TASK BRIEF - Transcribe all of the records word for word, but omit the pictures.

GIVEN INFORMATION -
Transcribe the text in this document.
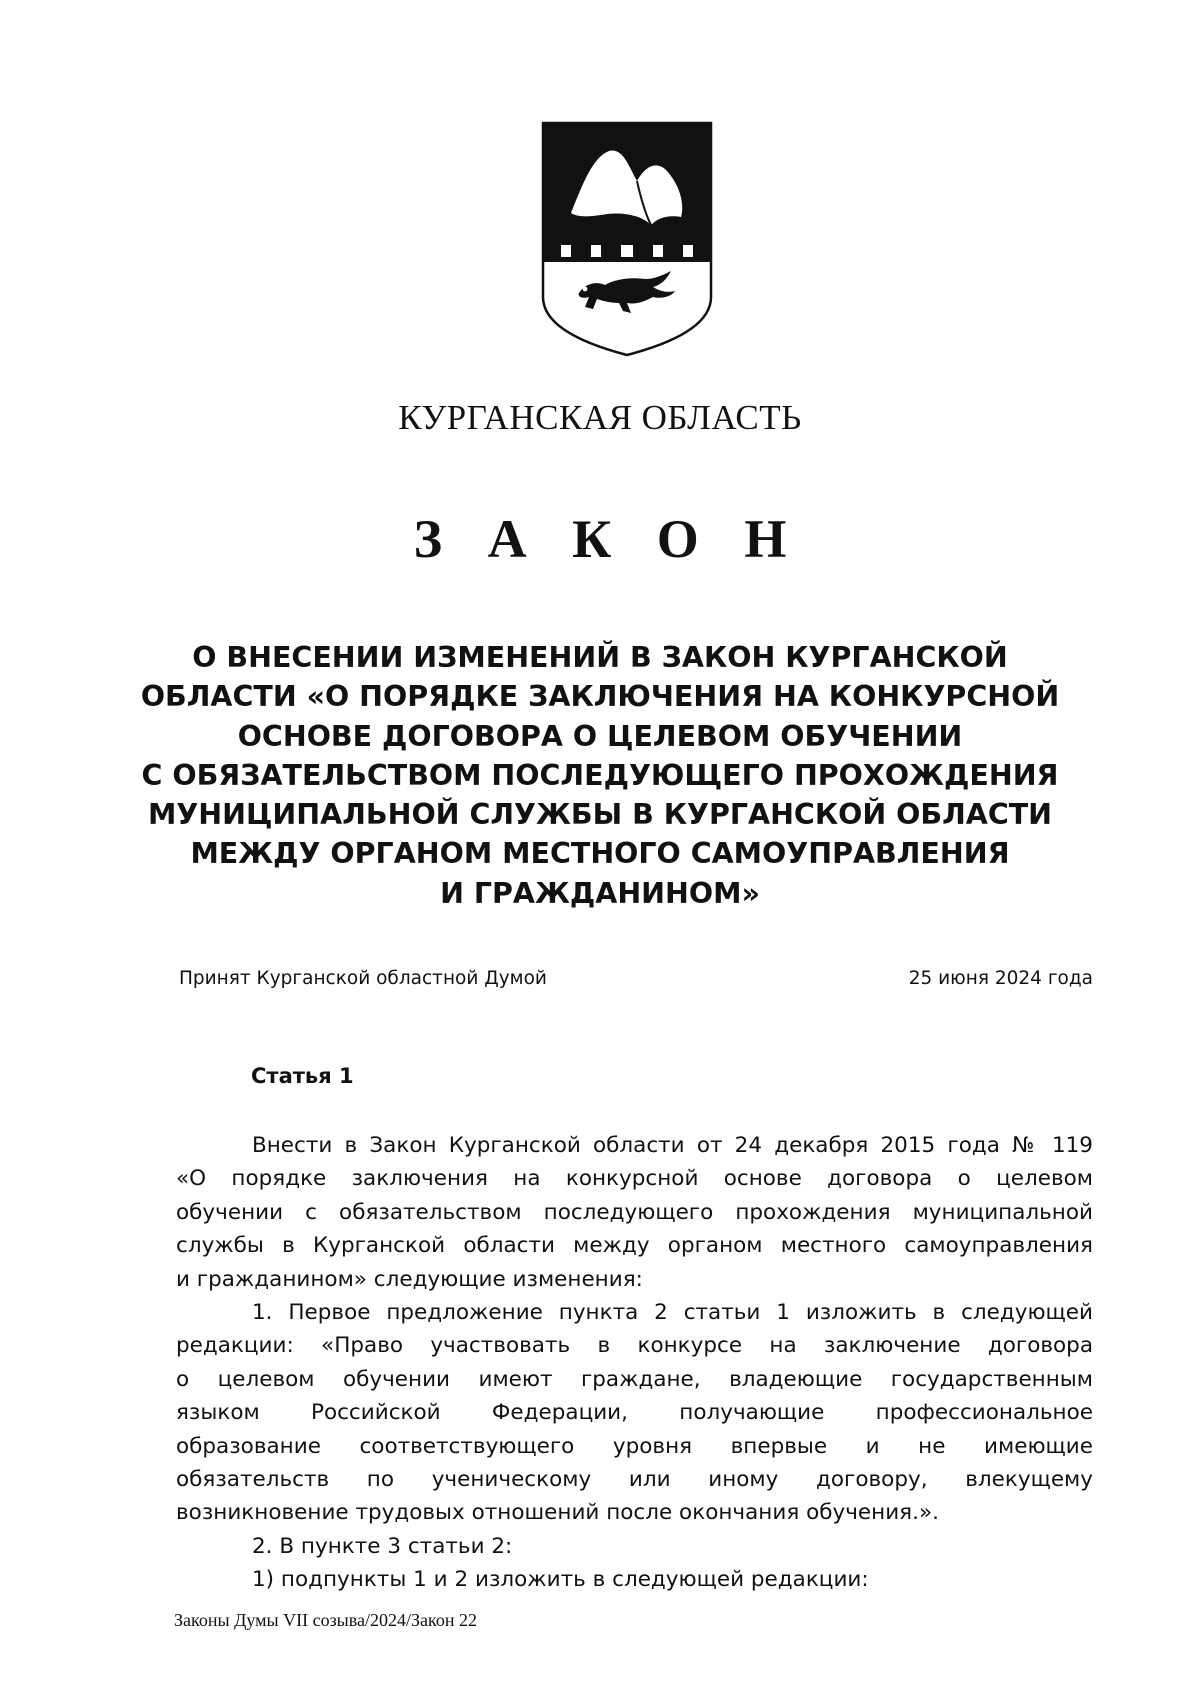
КУРГАНСКАЯ ОБЛАСТЬ
З А К О Н
О ВНЕСЕНИИ ИЗМЕНЕНИЙ В ЗАКОН КУРГАНСКОЙ
ОБЛАСТИ «О ПОРЯДКЕ ЗАКЛЮЧЕНИЯ НА КОНКУРСНОЙ
ОСНОВЕ ДОГОВОРА О ЦЕЛЕВОМ ОБУЧЕНИИ
С ОБЯЗАТЕЛЬСТВОМ ПОСЛЕДУЮЩЕГО ПРОХОЖДЕНИЯ
МУНИЦИПАЛЬНОЙ СЛУЖБЫ В КУРГАНСКОЙ ОБЛАСТИ
МЕЖДУ ОРГАНОМ МЕСТНОГО САМОУПРАВЛЕНИЯ
И ГРАЖДАНИНОМ»
Принят Курганской областной Думой	25 июня 2024 года
Статья 1
Внести в Закон Курганской области от 24 декабря 2015 года № 119
«О порядке заключения на конкурсной основе договора о целевом
обучении с обязательством последующего прохождения муниципальной
службы в Курганской области между органом местного самоуправления
и гражданином» следующие изменения:
1. Первое предложение пункта 2 статьи 1 изложить в следующей
редакции: «Право участвовать в конкурсе на заключение договора
о целевом обучении имеют граждане, владеющие государственным
языком Российской Федерации, получающие профессиональное
образование соответствующего уровня впервые и не имеющие
обязательств по ученическому или иному договору, влекущему
возникновение трудовых отношений после окончания обучения.».
2. В пункте 3 статьи 2:
1) подпункты 1 и 2 изложить в следующей редакции:
Законы Думы VII созыва/2024/Закон 22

WRITTEN ANSWER -
Transcribe the text in this document.
КУРГАНСКАЯ ОБЛАСТЬ
З А К О Н
О ВНЕСЕНИИ ИЗМЕНЕНИЙ В ЗАКОН КУРГАНСКОЙ
ОБЛАСТИ «О ПОРЯДКЕ ЗАКЛЮЧЕНИЯ НА КОНКУРСНОЙ
ОСНОВЕ ДОГОВОРА О ЦЕЛЕВОМ ОБУЧЕНИИ
С ОБЯЗАТЕЛЬСТВОМ ПОСЛЕДУЮЩЕГО ПРОХОЖДЕНИЯ
МУНИЦИПАЛЬНОЙ СЛУЖБЫ В КУРГАНСКОЙ ОБЛАСТИ
МЕЖДУ ОРГАНОМ МЕСТНОГО САМОУПРАВЛЕНИЯ
И ГРАЖДАНИНОМ»
Принят Курганской областной Думой	25 июня 2024 года
Статья 1
Внести в Закон Курганской области от 24 декабря 2015 года № 119
«О порядке заключения на конкурсной основе договора о целевом
обучении с обязательством последующего прохождения муниципальной
службы в Курганской области между органом местного самоуправления
и гражданином» следующие изменения:
1. Первое предложение пункта 2 статьи 1 изложить в следующей
редакции: «Право участвовать в конкурсе на заключение договора
о целевом обучении имеют граждане, владеющие государственным
языком Российской Федерации, получающие профессиональное
образование соответствующего уровня впервые и не имеющие
обязательств по ученическому или иному договору, влекущему
возникновение трудовых отношений после окончания обучения.».
2. В пункте 3 статьи 2:
1) подпункты 1 и 2 изложить в следующей редакции:
Законы Думы VII созыва/2024/Закон 22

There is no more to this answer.